● **Task details**:
Each line that holds the word "document" counts once; give the total for the records below and nothing else.

(Beginning of Material provided)

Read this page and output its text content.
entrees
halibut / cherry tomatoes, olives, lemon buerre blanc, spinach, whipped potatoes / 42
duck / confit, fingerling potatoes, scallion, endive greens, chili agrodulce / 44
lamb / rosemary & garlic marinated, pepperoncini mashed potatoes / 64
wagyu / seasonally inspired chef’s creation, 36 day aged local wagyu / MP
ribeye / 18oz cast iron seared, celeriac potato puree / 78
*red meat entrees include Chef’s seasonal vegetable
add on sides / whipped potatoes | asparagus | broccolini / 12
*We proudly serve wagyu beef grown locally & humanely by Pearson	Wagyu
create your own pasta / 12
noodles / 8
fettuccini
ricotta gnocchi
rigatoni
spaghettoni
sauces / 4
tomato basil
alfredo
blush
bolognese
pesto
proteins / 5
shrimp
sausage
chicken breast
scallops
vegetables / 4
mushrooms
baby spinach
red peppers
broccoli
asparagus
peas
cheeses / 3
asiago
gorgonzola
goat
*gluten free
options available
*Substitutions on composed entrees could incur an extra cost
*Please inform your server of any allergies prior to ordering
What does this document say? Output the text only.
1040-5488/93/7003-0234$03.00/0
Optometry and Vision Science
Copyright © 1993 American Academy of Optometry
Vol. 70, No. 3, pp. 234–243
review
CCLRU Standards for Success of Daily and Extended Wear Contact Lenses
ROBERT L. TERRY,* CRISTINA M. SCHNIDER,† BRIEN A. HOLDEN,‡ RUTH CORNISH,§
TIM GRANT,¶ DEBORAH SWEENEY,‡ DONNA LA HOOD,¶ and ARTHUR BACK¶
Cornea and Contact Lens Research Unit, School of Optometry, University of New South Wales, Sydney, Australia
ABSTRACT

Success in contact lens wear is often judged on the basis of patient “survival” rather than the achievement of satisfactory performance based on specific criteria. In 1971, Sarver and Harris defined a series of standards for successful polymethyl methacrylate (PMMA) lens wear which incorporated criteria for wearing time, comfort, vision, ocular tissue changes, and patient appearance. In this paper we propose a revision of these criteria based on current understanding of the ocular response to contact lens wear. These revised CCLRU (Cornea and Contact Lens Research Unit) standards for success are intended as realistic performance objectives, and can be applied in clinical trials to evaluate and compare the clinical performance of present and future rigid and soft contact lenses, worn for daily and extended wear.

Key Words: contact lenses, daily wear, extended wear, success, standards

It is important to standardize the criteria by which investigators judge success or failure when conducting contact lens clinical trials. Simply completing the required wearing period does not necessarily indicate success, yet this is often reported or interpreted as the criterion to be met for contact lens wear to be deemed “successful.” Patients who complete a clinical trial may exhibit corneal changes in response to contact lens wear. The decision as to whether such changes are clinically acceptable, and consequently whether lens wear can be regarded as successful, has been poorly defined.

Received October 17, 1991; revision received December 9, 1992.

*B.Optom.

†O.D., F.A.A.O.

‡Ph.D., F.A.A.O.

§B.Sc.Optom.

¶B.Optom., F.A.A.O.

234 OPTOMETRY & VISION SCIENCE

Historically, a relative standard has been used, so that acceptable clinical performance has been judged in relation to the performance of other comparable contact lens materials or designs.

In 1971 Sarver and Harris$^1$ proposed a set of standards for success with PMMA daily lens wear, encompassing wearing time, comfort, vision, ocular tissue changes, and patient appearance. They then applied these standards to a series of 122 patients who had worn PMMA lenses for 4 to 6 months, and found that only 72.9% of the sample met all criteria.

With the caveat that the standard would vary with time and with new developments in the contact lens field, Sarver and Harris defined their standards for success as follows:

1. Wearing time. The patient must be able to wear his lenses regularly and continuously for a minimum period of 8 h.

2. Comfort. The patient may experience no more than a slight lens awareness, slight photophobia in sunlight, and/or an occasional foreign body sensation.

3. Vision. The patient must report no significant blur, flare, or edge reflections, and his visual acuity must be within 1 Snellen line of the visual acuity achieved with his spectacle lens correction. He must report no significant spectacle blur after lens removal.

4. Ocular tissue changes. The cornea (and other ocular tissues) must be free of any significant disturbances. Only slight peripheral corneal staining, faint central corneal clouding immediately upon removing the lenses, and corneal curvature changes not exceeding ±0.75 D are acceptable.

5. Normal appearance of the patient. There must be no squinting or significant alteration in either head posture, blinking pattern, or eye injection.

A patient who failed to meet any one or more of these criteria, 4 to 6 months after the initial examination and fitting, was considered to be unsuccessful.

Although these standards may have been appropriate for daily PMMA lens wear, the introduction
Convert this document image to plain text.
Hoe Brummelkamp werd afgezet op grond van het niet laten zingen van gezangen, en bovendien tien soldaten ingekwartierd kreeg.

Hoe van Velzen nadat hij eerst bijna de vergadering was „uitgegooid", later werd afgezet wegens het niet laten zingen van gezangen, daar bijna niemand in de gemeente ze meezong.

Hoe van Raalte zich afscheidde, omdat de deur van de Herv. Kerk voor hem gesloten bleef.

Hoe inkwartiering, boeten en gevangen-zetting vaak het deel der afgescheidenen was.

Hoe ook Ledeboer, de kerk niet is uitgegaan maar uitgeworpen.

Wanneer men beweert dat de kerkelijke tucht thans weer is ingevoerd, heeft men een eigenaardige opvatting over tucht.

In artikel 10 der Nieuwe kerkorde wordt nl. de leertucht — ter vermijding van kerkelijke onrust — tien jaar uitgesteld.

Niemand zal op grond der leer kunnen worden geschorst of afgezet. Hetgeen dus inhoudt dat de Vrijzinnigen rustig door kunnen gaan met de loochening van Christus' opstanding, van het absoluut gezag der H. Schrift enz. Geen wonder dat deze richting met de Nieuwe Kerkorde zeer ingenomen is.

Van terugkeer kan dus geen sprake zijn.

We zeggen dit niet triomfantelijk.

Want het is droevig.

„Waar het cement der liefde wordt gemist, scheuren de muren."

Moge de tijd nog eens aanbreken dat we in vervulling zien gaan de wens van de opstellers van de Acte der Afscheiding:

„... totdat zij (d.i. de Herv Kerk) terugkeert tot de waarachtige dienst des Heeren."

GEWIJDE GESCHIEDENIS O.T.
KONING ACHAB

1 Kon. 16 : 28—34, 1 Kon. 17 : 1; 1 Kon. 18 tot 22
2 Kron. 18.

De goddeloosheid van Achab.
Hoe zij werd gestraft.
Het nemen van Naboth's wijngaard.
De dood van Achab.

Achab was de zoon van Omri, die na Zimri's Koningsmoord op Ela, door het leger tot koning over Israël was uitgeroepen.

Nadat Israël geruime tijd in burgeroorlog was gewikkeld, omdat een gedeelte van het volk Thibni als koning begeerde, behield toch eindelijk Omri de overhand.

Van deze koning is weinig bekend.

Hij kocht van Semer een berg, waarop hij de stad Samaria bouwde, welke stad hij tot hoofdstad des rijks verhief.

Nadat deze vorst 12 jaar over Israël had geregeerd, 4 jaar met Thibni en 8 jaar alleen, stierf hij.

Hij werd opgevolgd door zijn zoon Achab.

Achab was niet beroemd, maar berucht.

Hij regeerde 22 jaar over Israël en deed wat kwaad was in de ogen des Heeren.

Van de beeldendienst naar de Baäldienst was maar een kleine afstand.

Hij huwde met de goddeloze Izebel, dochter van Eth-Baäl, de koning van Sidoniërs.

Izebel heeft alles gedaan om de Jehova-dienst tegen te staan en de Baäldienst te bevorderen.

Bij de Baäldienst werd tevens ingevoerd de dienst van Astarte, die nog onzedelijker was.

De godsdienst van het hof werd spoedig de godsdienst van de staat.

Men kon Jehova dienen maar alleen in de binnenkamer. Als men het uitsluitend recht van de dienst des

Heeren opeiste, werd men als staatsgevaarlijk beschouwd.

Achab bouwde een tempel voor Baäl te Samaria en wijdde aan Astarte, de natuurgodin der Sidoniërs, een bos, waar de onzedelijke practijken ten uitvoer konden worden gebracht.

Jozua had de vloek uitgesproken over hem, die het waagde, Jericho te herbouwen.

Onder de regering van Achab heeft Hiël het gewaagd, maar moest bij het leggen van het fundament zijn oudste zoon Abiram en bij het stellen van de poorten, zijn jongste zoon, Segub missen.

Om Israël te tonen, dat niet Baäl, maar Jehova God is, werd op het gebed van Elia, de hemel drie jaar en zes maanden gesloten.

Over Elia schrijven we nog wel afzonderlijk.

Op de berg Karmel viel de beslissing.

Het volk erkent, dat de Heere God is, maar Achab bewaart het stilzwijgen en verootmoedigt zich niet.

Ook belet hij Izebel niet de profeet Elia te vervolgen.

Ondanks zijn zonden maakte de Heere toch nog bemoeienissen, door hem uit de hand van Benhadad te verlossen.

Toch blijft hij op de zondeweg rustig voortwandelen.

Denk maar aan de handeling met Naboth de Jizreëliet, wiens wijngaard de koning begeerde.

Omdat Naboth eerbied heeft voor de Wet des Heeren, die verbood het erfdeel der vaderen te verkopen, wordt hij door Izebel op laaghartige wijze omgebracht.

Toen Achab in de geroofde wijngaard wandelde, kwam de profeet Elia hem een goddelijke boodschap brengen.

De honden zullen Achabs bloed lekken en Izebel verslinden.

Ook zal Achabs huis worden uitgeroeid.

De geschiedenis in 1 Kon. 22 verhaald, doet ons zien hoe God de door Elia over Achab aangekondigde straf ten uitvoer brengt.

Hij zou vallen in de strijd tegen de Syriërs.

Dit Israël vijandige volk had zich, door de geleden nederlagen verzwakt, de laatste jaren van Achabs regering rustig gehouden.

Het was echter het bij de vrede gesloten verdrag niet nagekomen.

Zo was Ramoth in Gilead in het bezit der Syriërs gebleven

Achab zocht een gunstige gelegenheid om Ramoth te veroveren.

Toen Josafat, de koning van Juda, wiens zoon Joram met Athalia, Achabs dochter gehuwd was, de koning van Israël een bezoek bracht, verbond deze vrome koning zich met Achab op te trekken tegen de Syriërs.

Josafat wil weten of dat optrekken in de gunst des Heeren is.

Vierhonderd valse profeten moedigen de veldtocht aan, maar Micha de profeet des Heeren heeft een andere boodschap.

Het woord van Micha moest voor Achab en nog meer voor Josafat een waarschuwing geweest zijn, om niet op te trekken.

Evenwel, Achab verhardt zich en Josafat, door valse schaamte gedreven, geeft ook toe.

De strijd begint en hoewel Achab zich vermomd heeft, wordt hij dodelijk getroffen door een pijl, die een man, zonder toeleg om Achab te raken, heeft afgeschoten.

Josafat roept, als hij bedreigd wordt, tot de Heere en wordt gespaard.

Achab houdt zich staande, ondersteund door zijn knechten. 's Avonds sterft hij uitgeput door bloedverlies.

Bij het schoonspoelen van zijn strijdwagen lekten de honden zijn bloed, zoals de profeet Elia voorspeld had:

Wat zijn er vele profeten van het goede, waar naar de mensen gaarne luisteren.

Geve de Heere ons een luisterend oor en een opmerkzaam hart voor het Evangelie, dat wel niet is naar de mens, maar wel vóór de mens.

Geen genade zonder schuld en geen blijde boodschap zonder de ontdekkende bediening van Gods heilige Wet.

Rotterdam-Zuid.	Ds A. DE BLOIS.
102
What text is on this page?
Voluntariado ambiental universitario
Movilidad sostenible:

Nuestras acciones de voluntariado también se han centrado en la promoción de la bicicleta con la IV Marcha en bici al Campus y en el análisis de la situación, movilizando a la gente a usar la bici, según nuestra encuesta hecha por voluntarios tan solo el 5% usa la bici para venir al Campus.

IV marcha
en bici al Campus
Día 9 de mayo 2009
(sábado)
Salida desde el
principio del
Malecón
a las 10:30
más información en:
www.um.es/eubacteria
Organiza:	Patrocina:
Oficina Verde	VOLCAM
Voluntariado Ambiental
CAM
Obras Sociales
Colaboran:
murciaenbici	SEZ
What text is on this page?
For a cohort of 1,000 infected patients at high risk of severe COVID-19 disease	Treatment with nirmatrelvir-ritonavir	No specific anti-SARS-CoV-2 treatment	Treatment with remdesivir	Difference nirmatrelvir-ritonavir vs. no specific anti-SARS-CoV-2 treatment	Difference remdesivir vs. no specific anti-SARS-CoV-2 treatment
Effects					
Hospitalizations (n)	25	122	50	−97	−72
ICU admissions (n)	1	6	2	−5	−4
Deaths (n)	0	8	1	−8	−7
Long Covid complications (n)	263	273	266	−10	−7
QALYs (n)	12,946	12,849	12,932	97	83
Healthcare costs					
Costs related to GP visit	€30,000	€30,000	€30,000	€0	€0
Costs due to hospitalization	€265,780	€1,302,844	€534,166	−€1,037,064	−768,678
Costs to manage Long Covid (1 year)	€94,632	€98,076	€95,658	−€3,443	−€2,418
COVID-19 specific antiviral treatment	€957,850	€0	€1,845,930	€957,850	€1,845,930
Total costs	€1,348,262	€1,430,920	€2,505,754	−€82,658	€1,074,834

(End of Material provided)

● **Output**:
2